# Given request
Reproduce the stretch of data from the line containing "axis-ticks: 2000 2020" through the line containing "legend-title: Fertility [97, 50, 142, 64]", renaming "Years" to "Year" and keeping everything else unchanged.

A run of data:

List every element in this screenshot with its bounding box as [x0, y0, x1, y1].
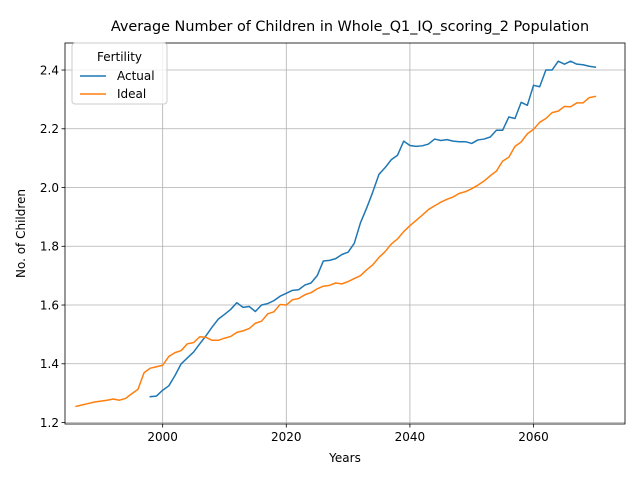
axis-ticks: 2000 2020 2040 2060 1.2 1.4 1.6 1.8 2.0 2.2 2.4 [40, 63, 549, 444]
y-tick-label: 2.4 [40, 63, 59, 77]
legend-box [71, 42, 168, 105]
x-axis-label: Years [328, 451, 361, 465]
y-tick-label: 1.2 [40, 416, 59, 430]
y-tick-label: 1.8 [40, 240, 59, 254]
y-tick-label: 2.2 [40, 122, 59, 136]
x-tick-label: 2040 [395, 430, 426, 444]
grid [65, 43, 625, 424]
legend: Fertility Actual Ideal [71, 42, 168, 105]
series-lines [75, 60, 597, 408]
y-tick-label: 1.6 [40, 298, 59, 312]
legend-label-actual: Actual [117, 69, 155, 83]
series-line-ideal [75, 95, 597, 408]
legend-label-ideal: Ideal [117, 87, 146, 101]
plot-area-frame [64, 42, 626, 425]
series-line-actual [149, 60, 597, 398]
y-axis-label: No. of Children [14, 189, 28, 278]
legend-title: Fertility [97, 50, 142, 64]
chart-title: Average Number of Children in Whole_Q1_I… [111, 19, 589, 35]
y-tick-label: 2.0 [40, 181, 59, 195]
x-tick-label: 2020 [271, 430, 302, 444]
x-tick-label: 2000 [147, 430, 178, 444]
y-tick-label: 1.4 [40, 357, 59, 371]
x-tick-label: 2060 [518, 430, 549, 444]
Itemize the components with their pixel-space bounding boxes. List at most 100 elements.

# Answer for this exercise
axis-ticks: 2000 2020 2040 2060 1.2 1.4 1.6 1.8 2.0 2.2 2.4 [40, 63, 549, 444]
y-tick-label: 2.4 [40, 63, 59, 77]
legend-box [71, 42, 168, 105]
x-axis-label: Year [328, 451, 361, 465]
y-tick-label: 1.2 [40, 416, 59, 430]
y-tick-label: 1.8 [40, 240, 59, 254]
y-tick-label: 2.2 [40, 122, 59, 136]
x-tick-label: 2040 [395, 430, 426, 444]
grid [65, 43, 625, 424]
legend: Fertility Actual Ideal [71, 42, 168, 105]
series-lines [75, 60, 597, 408]
y-tick-label: 1.6 [40, 298, 59, 312]
legend-label-actual: Actual [117, 69, 155, 83]
series-line-ideal [75, 95, 597, 408]
legend-label-ideal: Ideal [117, 87, 146, 101]
plot-area-frame [64, 42, 626, 425]
series-line-actual [149, 60, 597, 398]
y-axis-label: No. of Children [14, 189, 28, 278]
legend-title: Fertility [97, 50, 142, 64]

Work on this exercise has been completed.